## Provided material

Begin

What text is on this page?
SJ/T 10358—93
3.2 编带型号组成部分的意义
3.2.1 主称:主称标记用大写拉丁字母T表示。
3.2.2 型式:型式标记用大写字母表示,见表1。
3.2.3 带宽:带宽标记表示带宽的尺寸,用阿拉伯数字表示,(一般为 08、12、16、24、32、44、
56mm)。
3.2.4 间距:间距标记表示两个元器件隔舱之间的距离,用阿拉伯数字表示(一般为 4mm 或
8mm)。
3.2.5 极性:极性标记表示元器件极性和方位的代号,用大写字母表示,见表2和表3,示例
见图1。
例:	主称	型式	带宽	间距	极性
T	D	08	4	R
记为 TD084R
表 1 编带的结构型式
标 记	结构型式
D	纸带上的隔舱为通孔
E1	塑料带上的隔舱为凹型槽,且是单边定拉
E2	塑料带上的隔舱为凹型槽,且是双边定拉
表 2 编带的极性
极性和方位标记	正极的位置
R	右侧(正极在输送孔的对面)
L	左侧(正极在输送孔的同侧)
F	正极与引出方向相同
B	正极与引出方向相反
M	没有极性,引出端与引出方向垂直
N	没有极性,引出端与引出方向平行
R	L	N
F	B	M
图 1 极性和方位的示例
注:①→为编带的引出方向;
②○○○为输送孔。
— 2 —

End

## Task directions
Scan the material above. Return every line containing the string "没有极性".

## Correct answer
M	没有极性,引出端与引出方向垂直
N	没有极性,引出端与引出方向平行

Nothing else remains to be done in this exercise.